INSTRUCTION: Copy every line of the material below word for word.

___ LISTING ___

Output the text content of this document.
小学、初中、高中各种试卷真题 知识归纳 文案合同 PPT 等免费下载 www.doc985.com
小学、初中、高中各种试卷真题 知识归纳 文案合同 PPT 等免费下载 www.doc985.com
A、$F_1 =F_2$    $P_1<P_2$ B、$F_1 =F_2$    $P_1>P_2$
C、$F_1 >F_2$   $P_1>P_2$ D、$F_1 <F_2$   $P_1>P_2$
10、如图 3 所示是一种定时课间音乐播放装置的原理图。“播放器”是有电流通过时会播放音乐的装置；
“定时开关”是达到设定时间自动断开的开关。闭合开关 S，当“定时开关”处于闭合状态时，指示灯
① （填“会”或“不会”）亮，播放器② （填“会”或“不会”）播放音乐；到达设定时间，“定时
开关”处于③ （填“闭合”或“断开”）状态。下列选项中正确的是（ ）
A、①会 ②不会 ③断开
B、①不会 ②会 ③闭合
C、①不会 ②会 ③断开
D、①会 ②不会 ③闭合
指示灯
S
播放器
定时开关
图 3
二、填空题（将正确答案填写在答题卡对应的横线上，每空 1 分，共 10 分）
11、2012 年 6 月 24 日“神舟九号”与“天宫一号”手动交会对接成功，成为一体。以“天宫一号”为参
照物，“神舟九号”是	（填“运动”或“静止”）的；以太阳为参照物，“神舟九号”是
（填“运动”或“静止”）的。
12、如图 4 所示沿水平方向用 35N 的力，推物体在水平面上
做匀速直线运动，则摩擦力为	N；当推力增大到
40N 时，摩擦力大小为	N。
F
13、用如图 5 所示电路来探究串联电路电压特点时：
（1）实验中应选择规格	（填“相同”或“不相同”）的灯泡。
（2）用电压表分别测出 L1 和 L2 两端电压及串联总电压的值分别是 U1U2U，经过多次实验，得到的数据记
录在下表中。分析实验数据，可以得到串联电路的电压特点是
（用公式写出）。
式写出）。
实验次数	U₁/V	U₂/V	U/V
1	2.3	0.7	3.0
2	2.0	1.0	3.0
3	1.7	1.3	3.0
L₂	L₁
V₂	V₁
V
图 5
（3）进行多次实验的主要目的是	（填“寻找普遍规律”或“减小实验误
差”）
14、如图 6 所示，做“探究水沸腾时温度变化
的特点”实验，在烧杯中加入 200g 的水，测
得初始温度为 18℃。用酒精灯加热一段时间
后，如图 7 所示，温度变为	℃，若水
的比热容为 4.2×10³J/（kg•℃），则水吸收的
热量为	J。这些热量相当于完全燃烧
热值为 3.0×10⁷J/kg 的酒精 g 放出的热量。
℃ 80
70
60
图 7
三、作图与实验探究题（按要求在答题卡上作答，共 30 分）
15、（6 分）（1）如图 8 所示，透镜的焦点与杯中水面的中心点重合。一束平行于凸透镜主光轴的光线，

___

RESULT FOR THIS EXERCISE:
Output the text content of this document.
小学、初中、高中各种试卷真题 知识归纳 文案合同 PPT 等免费下载 www.doc985.com
小学、初中、高中各种试卷真题 知识归纳 文案合同 PPT 等免费下载 www.doc985.com
A、$F_1 =F_2$    $P_1<P_2$ B、$F_1 =F_2$    $P_1>P_2$
C、$F_1 >F_2$   $P_1>P_2$ D、$F_1 <F_2$   $P_1>P_2$
10、如图 3 所示是一种定时课间音乐播放装置的原理图。“播放器”是有电流通过时会播放音乐的装置；
“定时开关”是达到设定时间自动断开的开关。闭合开关 S，当“定时开关”处于闭合状态时，指示灯
① （填“会”或“不会”）亮，播放器② （填“会”或“不会”）播放音乐；到达设定时间，“定时
开关”处于③ （填“闭合”或“断开”）状态。下列选项中正确的是（ ）
A、①会 ②不会 ③断开
B、①不会 ②会 ③闭合
C、①不会 ②会 ③断开
D、①会 ②不会 ③闭合
指示灯
S
播放器
定时开关
图 3
二、填空题（将正确答案填写在答题卡对应的横线上，每空 1 分，共 10 分）
11、2012 年 6 月 24 日“神舟九号”与“天宫一号”手动交会对接成功，成为一体。以“天宫一号”为参
照物，“神舟九号”是	（填“运动”或“静止”）的；以太阳为参照物，“神舟九号”是
（填“运动”或“静止”）的。
12、如图 4 所示沿水平方向用 35N 的力，推物体在水平面上
做匀速直线运动，则摩擦力为	N；当推力增大到
40N 时，摩擦力大小为	N。
F
13、用如图 5 所示电路来探究串联电路电压特点时：
（1）实验中应选择规格	（填“相同”或“不相同”）的灯泡。
（2）用电压表分别测出 L1 和 L2 两端电压及串联总电压的值分别是 U1U2U，经过多次实验，得到的数据记
录在下表中。分析实验数据，可以得到串联电路的电压特点是
（用公式写出）。
式写出）。
实验次数	U₁/V	U₂/V	U/V
1	2.3	0.7	3.0
2	2.0	1.0	3.0
3	1.7	1.3	3.0
L₂	L₁
V₂	V₁
V
图 5
（3）进行多次实验的主要目的是	（填“寻找普遍规律”或“减小实验误
差”）
14、如图 6 所示，做“探究水沸腾时温度变化
的特点”实验，在烧杯中加入 200g 的水，测
得初始温度为 18℃。用酒精灯加热一段时间
后，如图 7 所示，温度变为	℃，若水
的比热容为 4.2×10³J/（kg•℃），则水吸收的
热量为	J。这些热量相当于完全燃烧
热值为 3.0×10⁷J/kg 的酒精 g 放出的热量。
℃ 80
70
60
图 7
三、作图与实验探究题（按要求在答题卡上作答，共 30 分）
15、（6 分）（1）如图 8 所示，透镜的焦点与杯中水面的中心点重合。一束平行于凸透镜主光轴的光线，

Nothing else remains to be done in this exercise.